**** Data extract

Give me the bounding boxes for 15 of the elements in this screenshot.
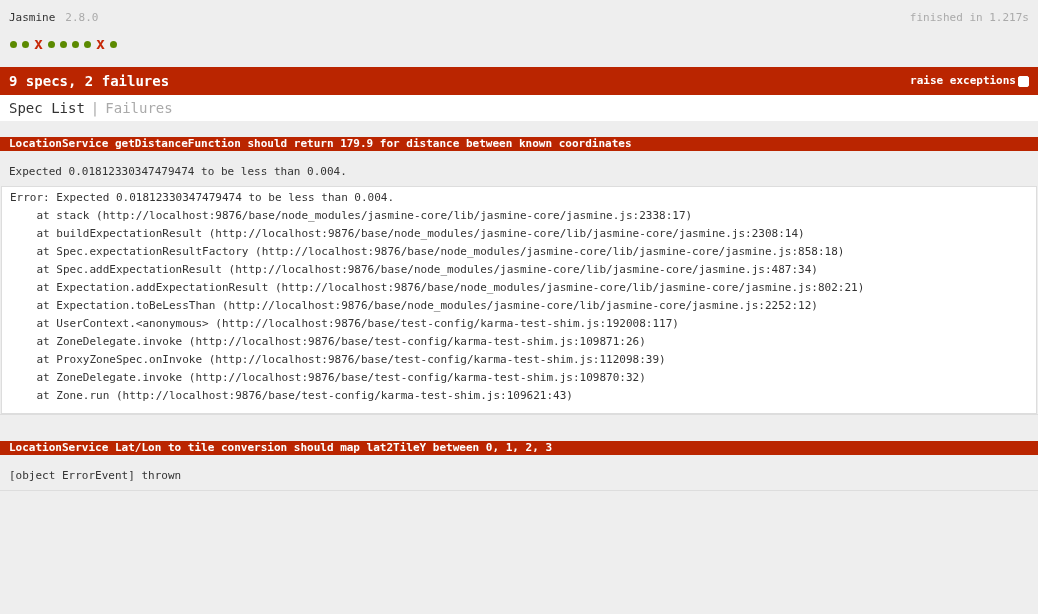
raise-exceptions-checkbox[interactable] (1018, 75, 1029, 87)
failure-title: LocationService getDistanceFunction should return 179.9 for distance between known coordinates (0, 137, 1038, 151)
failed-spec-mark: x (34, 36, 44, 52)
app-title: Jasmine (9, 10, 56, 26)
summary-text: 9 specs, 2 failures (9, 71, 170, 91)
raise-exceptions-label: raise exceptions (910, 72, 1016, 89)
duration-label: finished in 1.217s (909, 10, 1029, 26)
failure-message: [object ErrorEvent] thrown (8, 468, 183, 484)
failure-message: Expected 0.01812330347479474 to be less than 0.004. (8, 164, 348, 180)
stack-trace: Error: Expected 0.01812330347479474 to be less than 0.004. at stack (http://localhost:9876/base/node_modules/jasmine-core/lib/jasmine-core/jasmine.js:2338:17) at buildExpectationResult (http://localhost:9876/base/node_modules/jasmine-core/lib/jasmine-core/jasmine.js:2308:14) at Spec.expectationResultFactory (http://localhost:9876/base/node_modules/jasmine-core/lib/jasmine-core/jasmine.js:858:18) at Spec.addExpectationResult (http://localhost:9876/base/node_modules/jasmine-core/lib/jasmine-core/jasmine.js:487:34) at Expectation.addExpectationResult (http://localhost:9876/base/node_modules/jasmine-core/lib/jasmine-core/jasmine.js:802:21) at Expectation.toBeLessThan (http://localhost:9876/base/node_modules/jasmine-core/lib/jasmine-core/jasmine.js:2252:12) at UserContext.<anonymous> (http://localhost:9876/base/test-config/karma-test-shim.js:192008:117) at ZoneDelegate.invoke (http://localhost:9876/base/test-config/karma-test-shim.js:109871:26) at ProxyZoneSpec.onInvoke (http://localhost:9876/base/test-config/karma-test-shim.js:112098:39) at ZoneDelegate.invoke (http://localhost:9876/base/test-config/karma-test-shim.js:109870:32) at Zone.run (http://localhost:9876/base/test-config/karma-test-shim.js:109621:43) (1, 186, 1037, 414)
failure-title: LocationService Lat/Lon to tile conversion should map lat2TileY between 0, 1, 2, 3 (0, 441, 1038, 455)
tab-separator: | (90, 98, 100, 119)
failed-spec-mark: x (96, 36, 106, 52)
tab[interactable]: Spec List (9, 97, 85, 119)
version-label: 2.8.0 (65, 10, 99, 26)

********
**** Data extract

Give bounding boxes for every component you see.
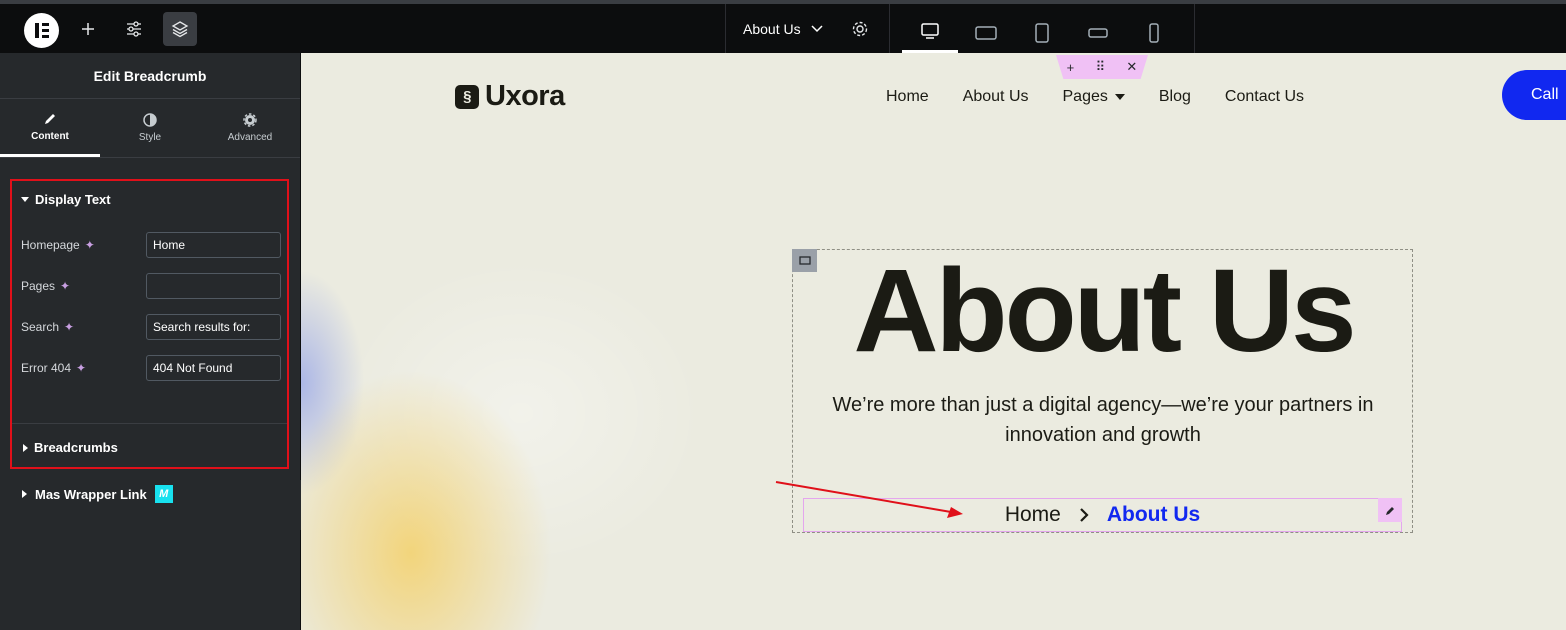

********

Written problem | Please replace "LocationService" with "GeoService" in the listing, starting at the line that has "Give me the" and stopping after the line that has "summary-text: 9 specs, 2", and keep everything else unchanged. Return only those lines, with the pictures left out.

Task solution |
Give me the bounding boxes for 15 of the elements in this screenshot.
raise-exceptions-checkbox[interactable] (1018, 75, 1029, 87)
failure-title: GeoService getDistanceFunction should return 179.9 for distance between known coordinates (0, 137, 1038, 151)
failed-spec-mark: x (34, 36, 44, 52)
app-title: Jasmine (9, 10, 56, 26)
summary-text: 9 specs, 2 failures (9, 71, 170, 91)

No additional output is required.